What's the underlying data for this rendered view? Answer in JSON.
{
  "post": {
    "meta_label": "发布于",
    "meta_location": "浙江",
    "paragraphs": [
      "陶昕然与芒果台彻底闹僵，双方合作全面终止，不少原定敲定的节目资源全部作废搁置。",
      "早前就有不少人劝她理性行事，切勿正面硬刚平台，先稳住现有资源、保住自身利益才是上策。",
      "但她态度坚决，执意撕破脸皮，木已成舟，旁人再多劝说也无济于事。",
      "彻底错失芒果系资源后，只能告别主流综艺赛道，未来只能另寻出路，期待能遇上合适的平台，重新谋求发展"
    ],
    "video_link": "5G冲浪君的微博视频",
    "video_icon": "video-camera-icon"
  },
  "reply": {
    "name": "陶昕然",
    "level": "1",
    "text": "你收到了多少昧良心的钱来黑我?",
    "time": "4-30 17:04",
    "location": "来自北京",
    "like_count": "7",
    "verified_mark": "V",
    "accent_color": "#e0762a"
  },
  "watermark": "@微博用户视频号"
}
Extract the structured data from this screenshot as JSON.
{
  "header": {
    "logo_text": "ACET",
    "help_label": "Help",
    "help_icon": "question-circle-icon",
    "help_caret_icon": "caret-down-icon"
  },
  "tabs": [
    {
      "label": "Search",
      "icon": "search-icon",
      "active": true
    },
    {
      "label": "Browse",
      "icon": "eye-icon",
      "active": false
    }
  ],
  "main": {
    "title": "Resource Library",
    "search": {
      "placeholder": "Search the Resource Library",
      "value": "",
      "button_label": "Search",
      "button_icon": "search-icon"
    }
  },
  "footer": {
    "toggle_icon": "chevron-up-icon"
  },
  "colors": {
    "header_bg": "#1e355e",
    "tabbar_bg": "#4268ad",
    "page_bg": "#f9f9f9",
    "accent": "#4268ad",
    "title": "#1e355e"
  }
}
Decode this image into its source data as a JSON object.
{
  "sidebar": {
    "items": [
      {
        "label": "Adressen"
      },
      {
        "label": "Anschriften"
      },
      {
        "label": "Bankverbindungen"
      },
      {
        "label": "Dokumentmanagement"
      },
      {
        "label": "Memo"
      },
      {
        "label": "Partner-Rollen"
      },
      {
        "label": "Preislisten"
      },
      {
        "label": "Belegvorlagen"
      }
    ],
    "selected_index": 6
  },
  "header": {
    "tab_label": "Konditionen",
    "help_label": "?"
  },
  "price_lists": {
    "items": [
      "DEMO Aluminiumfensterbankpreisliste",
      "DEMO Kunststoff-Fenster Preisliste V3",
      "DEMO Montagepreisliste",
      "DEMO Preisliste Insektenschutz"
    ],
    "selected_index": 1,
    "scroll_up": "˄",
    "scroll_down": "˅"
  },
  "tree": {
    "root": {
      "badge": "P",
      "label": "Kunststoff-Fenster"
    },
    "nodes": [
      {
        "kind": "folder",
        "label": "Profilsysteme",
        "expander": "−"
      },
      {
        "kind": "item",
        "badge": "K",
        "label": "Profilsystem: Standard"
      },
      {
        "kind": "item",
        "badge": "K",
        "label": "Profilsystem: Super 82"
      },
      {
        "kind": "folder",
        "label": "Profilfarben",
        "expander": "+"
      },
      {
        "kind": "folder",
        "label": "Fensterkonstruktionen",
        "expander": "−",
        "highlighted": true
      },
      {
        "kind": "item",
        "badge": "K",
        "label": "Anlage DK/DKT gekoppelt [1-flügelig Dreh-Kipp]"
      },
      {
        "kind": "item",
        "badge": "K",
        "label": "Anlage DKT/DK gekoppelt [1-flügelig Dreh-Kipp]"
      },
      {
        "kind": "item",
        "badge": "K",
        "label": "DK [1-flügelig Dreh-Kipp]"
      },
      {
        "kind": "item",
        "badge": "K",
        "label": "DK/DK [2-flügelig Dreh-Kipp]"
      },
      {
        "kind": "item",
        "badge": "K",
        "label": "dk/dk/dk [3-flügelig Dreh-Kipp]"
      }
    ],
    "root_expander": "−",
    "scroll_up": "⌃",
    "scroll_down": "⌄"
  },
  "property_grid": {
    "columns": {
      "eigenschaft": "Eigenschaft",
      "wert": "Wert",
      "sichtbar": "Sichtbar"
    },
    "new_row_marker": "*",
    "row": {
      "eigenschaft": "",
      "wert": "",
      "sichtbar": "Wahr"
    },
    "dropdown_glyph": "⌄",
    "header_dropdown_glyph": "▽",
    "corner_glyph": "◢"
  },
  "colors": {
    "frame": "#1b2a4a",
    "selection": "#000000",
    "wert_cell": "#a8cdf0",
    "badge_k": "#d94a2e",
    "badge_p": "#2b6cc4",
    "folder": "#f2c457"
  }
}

------------------------------

● **Exercise aim**
Write the entries again, exactly as they stand.

● **Written answer**
What's the underlying data for this rendered view? Answer in JSON.
{
  "post": {
    "meta_label": "发布于",
    "meta_location": "浙江",
    "paragraphs": [
      "陶昕然与芒果台彻底闹僵，双方合作全面终止，不少原定敲定的节目资源全部作废搁置。",
      "早前就有不少人劝她理性行事，切勿正面硬刚平台，先稳住现有资源、保住自身利益才是上策。",
      "但她态度坚决，执意撕破脸皮，木已成舟，旁人再多劝说也无济于事。",
      "彻底错失芒果系资源后，只能告别主流综艺赛道，未来只能另寻出路，期待能遇上合适的平台，重新谋求发展"
    ],
    "video_link": "5G冲浪君的微博视频",
    "video_icon": "video-camera-icon"
  },
  "reply": {
    "name": "陶昕然",
    "level": "1",
    "text": "你收到了多少昧良心的钱来黑我?",
    "time": "4-30 17:04",
    "location": "来自北京",
    "like_count": "7",
    "verified_mark": "V",
    "accent_color": "#e0762a"
  },
  "watermark": "@微博用户视频号"
}
Extract the structured data from this screenshot as JSON.
{
  "header": {
    "logo_text": "ACET",
    "help_label": "Help",
    "help_icon": "question-circle-icon",
    "help_caret_icon": "caret-down-icon"
  },
  "tabs": [
    {
      "label": "Search",
      "icon": "search-icon",
      "active": true
    },
    {
      "label": "Browse",
      "icon": "eye-icon",
      "active": false
    }
  ],
  "main": {
    "title": "Resource Library",
    "search": {
      "placeholder": "Search the Resource Library",
      "value": "",
      "button_label": "Search",
      "button_icon": "search-icon"
    }
  },
  "footer": {
    "toggle_icon": "chevron-up-icon"
  },
  "colors": {
    "header_bg": "#1e355e",
    "tabbar_bg": "#4268ad",
    "page_bg": "#f9f9f9",
    "accent": "#4268ad",
    "title": "#1e355e"
  }
}
Decode this image into its source data as a JSON object.
{
  "sidebar": {
    "items": [
      {
        "label": "Adressen"
      },
      {
        "label": "Anschriften"
      },
      {
        "label": "Bankverbindungen"
      },
      {
        "label": "Dokumentmanagement"
      },
      {
        "label": "Memo"
      },
      {
        "label": "Partner-Rollen"
      },
      {
        "label": "Preislisten"
      },
      {
        "label": "Belegvorlagen"
      }
    ],
    "selected_index": 6
  },
  "header": {
    "tab_label": "Konditionen",
    "help_label": "?"
  },
  "price_lists": {
    "items": [
      "DEMO Aluminiumfensterbankpreisliste",
      "DEMO Kunststoff-Fenster Preisliste V3",
      "DEMO Montagepreisliste",
      "DEMO Preisliste Insektenschutz"
    ],
    "selected_index": 1,
    "scroll_up": "˄",
    "scroll_down": "˅"
  },
  "tree": {
    "root": {
      "badge": "P",
      "label": "Kunststoff-Fenster"
    },
    "nodes": [
      {
        "kind": "folder",
        "label": "Profilsysteme",
        "expander": "−"
      },
      {
        "kind": "item",
        "badge": "K",
        "label": "Profilsystem: Standard"
      },
      {
        "kind": "item",
        "badge": "K",
        "label": "Profilsystem: Super 82"
      },
      {
        "kind": "folder",
        "label": "Profilfarben",
        "expander": "+"
      },
      {
        "kind": "folder",
        "label": "Fensterkonstruktionen",
        "expander": "−",
        "highlighted": true
      },
      {
        "kind": "item",
        "badge": "K",
        "label": "Anlage DK/DKT gekoppelt [1-flügelig Dreh-Kipp]"
      },
      {
        "kind": "item",
        "badge": "K",
        "label": "Anlage DKT/DK gekoppelt [1-flügelig Dreh-Kipp]"
      },
      {
        "kind": "item",
        "badge": "K",
        "label": "DK [1-flügelig Dreh-Kipp]"
      },
      {
        "kind": "item",
        "badge": "K",
        "label": "DK/DK [2-flügelig Dreh-Kipp]"
      },
      {
        "kind": "item",
        "badge": "K",
        "label": "dk/dk/dk [3-flügelig Dreh-Kipp]"
      }
    ],
    "root_expander": "−",
    "scroll_up": "⌃",
    "scroll_down": "⌄"
  },
  "property_grid": {
    "columns": {
      "eigenschaft": "Eigenschaft",
      "wert": "Wert",
      "sichtbar": "Sichtbar"
    },
    "new_row_marker": "*",
    "row": {
      "eigenschaft": "",
      "wert": "",
      "sichtbar": "Wahr"
    },
    "dropdown_glyph": "⌄",
    "header_dropdown_glyph": "▽",
    "corner_glyph": "◢"
  },
  "colors": {
    "frame": "#1b2a4a",
    "selection": "#000000",
    "wert_cell": "#a8cdf0",
    "badge_k": "#d94a2e",
    "badge_p": "#2b6cc4",
    "folder": "#f2c457"
  }
}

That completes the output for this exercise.